>> Start

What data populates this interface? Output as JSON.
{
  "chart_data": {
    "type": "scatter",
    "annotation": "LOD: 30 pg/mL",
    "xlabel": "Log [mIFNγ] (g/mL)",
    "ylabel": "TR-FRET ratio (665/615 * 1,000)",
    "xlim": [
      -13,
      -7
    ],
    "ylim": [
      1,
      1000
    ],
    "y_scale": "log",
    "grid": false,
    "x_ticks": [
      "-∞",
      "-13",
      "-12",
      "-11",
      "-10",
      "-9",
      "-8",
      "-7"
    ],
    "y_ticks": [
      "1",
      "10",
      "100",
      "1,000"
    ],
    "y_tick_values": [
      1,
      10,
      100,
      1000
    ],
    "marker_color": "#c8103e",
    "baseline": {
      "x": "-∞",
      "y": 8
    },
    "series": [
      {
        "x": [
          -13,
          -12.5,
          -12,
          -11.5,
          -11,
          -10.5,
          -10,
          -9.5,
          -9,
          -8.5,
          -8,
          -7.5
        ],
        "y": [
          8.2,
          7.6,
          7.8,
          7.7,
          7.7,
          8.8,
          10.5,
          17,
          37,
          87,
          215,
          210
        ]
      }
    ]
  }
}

>> End

[Task brief]
Copy all of the data exactly.

[Final result]
What data populates this interface? Output as JSON.
{
  "chart_data": {
    "type": "scatter",
    "annotation": "LOD: 30 pg/mL",
    "xlabel": "Log [mIFNγ] (g/mL)",
    "ylabel": "TR-FRET ratio (665/615 * 1,000)",
    "xlim": [
      -13,
      -7
    ],
    "ylim": [
      1,
      1000
    ],
    "y_scale": "log",
    "grid": false,
    "x_ticks": [
      "-∞",
      "-13",
      "-12",
      "-11",
      "-10",
      "-9",
      "-8",
      "-7"
    ],
    "y_ticks": [
      "1",
      "10",
      "100",
      "1,000"
    ],
    "y_tick_values": [
      1,
      10,
      100,
      1000
    ],
    "marker_color": "#c8103e",
    "baseline": {
      "x": "-∞",
      "y": 8
    },
    "series": [
      {
        "x": [
          -13,
          -12.5,
          -12,
          -11.5,
          -11,
          -10.5,
          -10,
          -9.5,
          -9,
          -8.5,
          -8,
          -7.5
        ],
        "y": [
          8.2,
          7.6,
          7.8,
          7.7,
          7.7,
          8.8,
          10.5,
          17,
          37,
          87,
          215,
          210
        ]
      }
    ]
  }
}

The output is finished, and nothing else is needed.